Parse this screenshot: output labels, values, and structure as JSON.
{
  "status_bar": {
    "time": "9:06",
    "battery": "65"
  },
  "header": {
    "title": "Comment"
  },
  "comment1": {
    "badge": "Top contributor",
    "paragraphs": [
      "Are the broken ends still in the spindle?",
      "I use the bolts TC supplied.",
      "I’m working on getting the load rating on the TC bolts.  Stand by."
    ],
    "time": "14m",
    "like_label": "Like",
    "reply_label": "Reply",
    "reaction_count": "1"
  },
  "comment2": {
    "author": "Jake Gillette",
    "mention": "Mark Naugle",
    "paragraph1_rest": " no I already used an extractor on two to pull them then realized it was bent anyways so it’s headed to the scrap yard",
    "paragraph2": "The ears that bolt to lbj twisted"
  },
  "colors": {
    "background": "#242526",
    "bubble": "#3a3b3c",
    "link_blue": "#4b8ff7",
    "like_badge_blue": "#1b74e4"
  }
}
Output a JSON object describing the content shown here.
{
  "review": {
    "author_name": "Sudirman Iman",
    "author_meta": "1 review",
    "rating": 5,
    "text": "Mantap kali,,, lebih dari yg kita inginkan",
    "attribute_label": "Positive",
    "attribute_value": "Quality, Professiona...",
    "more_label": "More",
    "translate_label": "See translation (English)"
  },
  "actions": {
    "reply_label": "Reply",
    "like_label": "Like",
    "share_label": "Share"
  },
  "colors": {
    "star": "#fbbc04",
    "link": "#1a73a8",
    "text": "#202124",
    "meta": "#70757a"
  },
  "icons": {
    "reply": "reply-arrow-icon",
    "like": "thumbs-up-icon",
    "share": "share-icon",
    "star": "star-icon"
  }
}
☆ ☆ ☆ ☆
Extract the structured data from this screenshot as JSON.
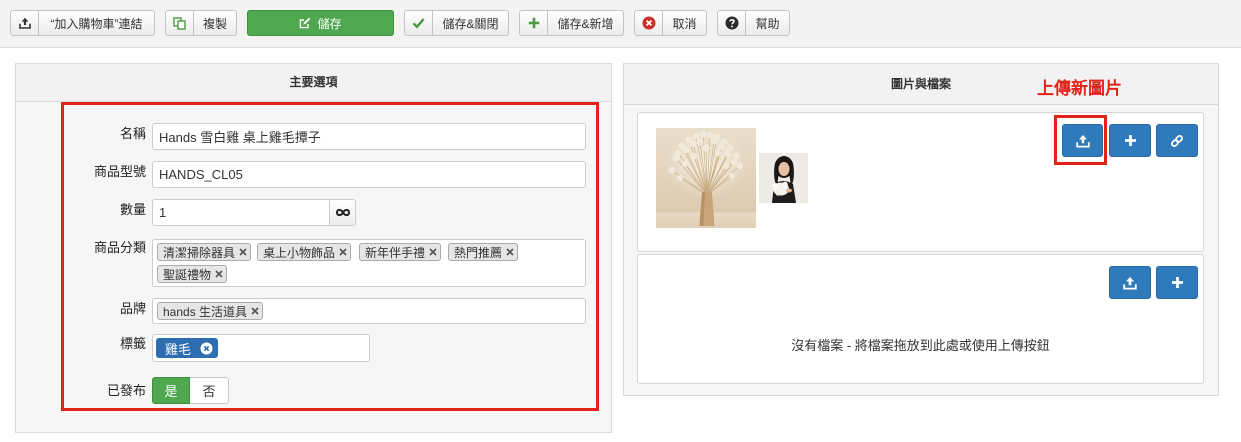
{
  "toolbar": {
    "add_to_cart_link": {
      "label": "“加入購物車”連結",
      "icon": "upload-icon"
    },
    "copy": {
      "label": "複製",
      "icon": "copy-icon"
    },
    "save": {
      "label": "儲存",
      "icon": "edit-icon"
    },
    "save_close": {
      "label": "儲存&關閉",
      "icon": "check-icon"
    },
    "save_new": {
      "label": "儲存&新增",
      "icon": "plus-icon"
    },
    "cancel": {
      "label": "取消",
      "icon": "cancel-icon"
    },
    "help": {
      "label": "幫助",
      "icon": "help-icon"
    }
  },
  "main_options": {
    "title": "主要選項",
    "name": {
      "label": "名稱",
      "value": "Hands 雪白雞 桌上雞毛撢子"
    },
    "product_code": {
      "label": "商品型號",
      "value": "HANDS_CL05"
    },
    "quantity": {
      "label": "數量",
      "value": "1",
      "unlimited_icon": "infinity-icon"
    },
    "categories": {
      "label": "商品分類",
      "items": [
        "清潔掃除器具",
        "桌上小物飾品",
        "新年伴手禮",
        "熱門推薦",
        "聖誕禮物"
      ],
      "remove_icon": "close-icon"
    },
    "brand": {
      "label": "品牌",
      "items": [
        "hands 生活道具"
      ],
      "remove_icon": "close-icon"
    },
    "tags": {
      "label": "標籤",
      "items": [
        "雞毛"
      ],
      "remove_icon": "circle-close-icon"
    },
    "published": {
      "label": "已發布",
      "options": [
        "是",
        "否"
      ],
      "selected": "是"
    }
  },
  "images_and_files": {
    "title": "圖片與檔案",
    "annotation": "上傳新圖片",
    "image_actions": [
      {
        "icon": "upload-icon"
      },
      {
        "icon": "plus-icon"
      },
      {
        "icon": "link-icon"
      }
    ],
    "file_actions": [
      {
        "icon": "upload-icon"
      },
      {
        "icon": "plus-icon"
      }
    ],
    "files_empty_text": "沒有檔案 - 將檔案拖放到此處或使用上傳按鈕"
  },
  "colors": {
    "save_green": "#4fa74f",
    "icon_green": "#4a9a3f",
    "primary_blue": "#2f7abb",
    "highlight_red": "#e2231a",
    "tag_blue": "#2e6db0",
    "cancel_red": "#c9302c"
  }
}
☆ ☆ ☆ ☆
Search the listing for the string "rating". Copy each line where it turns up.

      "I’m working on getting the load rating on the TC bolts.  Stand by."
    "rating": 5,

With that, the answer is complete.